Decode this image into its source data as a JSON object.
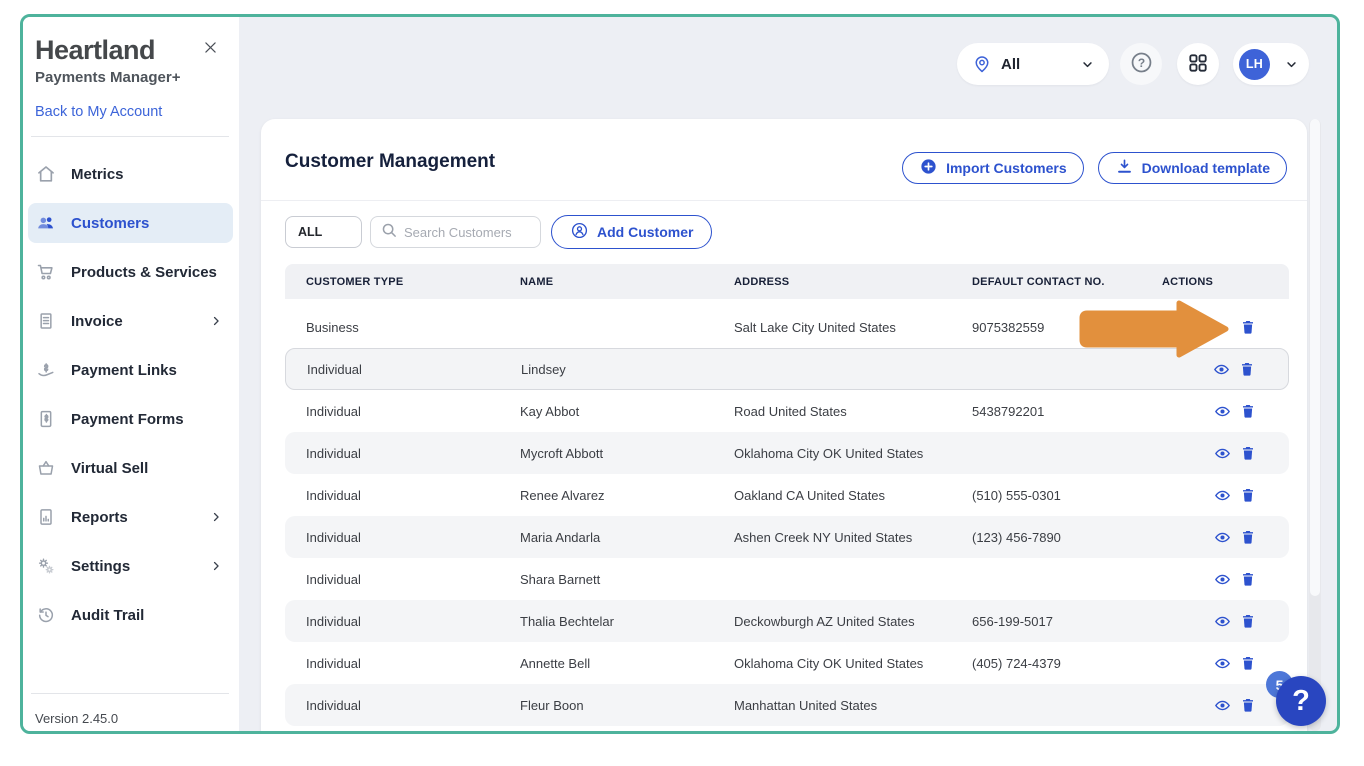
{
  "app": {
    "brand": "Heartland",
    "product": "Payments Manager+",
    "back_link": "Back to My Account",
    "version": "Version 2.45.0",
    "close_icon": "close-icon"
  },
  "topbar": {
    "location_filter": {
      "label": "All",
      "icon": "location-pin-icon",
      "chevron_icon": "chevron-down-icon"
    },
    "help_icon": "help-circle-icon",
    "apps_icon": "grid-apps-icon",
    "user": {
      "initials": "LH",
      "chevron_icon": "chevron-down-icon"
    }
  },
  "sidebar": {
    "items": [
      {
        "label": "Metrics",
        "icon": "home-icon",
        "selected": false,
        "expandable": false
      },
      {
        "label": "Customers",
        "icon": "customers-icon",
        "selected": true,
        "expandable": false
      },
      {
        "label": "Products & Services",
        "icon": "products-icon",
        "selected": false,
        "expandable": false
      },
      {
        "label": "Invoice",
        "icon": "invoice-icon",
        "selected": false,
        "expandable": true
      },
      {
        "label": "Payment Links",
        "icon": "payment-links-icon",
        "selected": false,
        "expandable": false
      },
      {
        "label": "Payment Forms",
        "icon": "payment-forms-icon",
        "selected": false,
        "expandable": false
      },
      {
        "label": "Virtual Sell",
        "icon": "virtual-sell-icon",
        "selected": false,
        "expandable": false
      },
      {
        "label": "Reports",
        "icon": "reports-icon",
        "selected": false,
        "expandable": true
      },
      {
        "label": "Settings",
        "icon": "settings-icon",
        "selected": false,
        "expandable": true
      },
      {
        "label": "Audit Trail",
        "icon": "audit-trail-icon",
        "selected": false,
        "expandable": false
      }
    ]
  },
  "main": {
    "title": "Customer Management",
    "header_buttons": {
      "import": {
        "label": "Import Customers",
        "icon": "plus-circle-icon"
      },
      "download": {
        "label": "Download template",
        "icon": "download-icon"
      }
    },
    "filters": {
      "type_filter": "ALL",
      "search_placeholder": "Search Customers",
      "search_icon": "search-icon",
      "add_customer": {
        "label": "Add Customer",
        "icon": "person-circle-icon"
      }
    },
    "table": {
      "columns": [
        "CUSTOMER TYPE",
        "NAME",
        "ADDRESS",
        "DEFAULT CONTACT NO.",
        "ACTIONS"
      ],
      "action_icons": {
        "view": "eye-icon",
        "delete": "trash-icon"
      },
      "rows": [
        {
          "type": "Business",
          "name": "",
          "address": "Salt Lake City United States",
          "contact": "9075382559",
          "actions": [
            "delete"
          ],
          "arrow_annotation": true,
          "highlighted": false
        },
        {
          "type": "Individual",
          "name": "Lindsey",
          "address": "",
          "contact": "",
          "actions": [
            "view",
            "delete"
          ],
          "arrow_annotation": false,
          "highlighted": true
        },
        {
          "type": "Individual",
          "name": "Kay Abbot",
          "address": "Road United States",
          "contact": "5438792201",
          "actions": [
            "view",
            "delete"
          ],
          "arrow_annotation": false,
          "highlighted": false
        },
        {
          "type": "Individual",
          "name": "Mycroft Abbott",
          "address": "Oklahoma City OK United States",
          "contact": "",
          "actions": [
            "view",
            "delete"
          ],
          "arrow_annotation": false,
          "highlighted": false
        },
        {
          "type": "Individual",
          "name": "Renee Alvarez",
          "address": "Oakland CA United States",
          "contact": "(510) 555-0301",
          "actions": [
            "view",
            "delete"
          ],
          "arrow_annotation": false,
          "highlighted": false
        },
        {
          "type": "Individual",
          "name": "Maria Andarla",
          "address": "Ashen Creek NY United States",
          "contact": "(123) 456-7890",
          "actions": [
            "view",
            "delete"
          ],
          "arrow_annotation": false,
          "highlighted": false
        },
        {
          "type": "Individual",
          "name": "Shara Barnett",
          "address": "",
          "contact": "",
          "actions": [
            "view",
            "delete"
          ],
          "arrow_annotation": false,
          "highlighted": false
        },
        {
          "type": "Individual",
          "name": "Thalia Bechtelar",
          "address": "Deckowburgh AZ United States",
          "contact": "656-199-5017",
          "actions": [
            "view",
            "delete"
          ],
          "arrow_annotation": false,
          "highlighted": false
        },
        {
          "type": "Individual",
          "name": "Annette Bell",
          "address": "Oklahoma City OK United States",
          "contact": "(405) 724-4379",
          "actions": [
            "view",
            "delete"
          ],
          "arrow_annotation": false,
          "highlighted": false
        },
        {
          "type": "Individual",
          "name": "Fleur Boon",
          "address": "Manhattan United States",
          "contact": "",
          "actions": [
            "view",
            "delete"
          ],
          "arrow_annotation": false,
          "highlighted": false
        }
      ]
    }
  },
  "help_widget": {
    "badge_count": "5",
    "icon_label": "?"
  },
  "colors": {
    "teal_border": "#4eb39c",
    "accent_blue": "#2d52ce",
    "avatar_blue": "#3e63d8",
    "help_blue": "#2946c0",
    "badge_blue": "#4d77d8",
    "arrow_orange": "#e2903d"
  }
}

> [Directions]:
Go through the records above and copy every line with the word "States".

> [Expected output]:
          "address": "Salt Lake City United States",
          "address": "Road United States",
          "address": "Oklahoma City OK United States",
          "address": "Oakland CA United States",
          "address": "Ashen Creek NY United States",
          "address": "Deckowburgh AZ United States",
          "address": "Oklahoma City OK United States",
          "address": "Manhattan United States",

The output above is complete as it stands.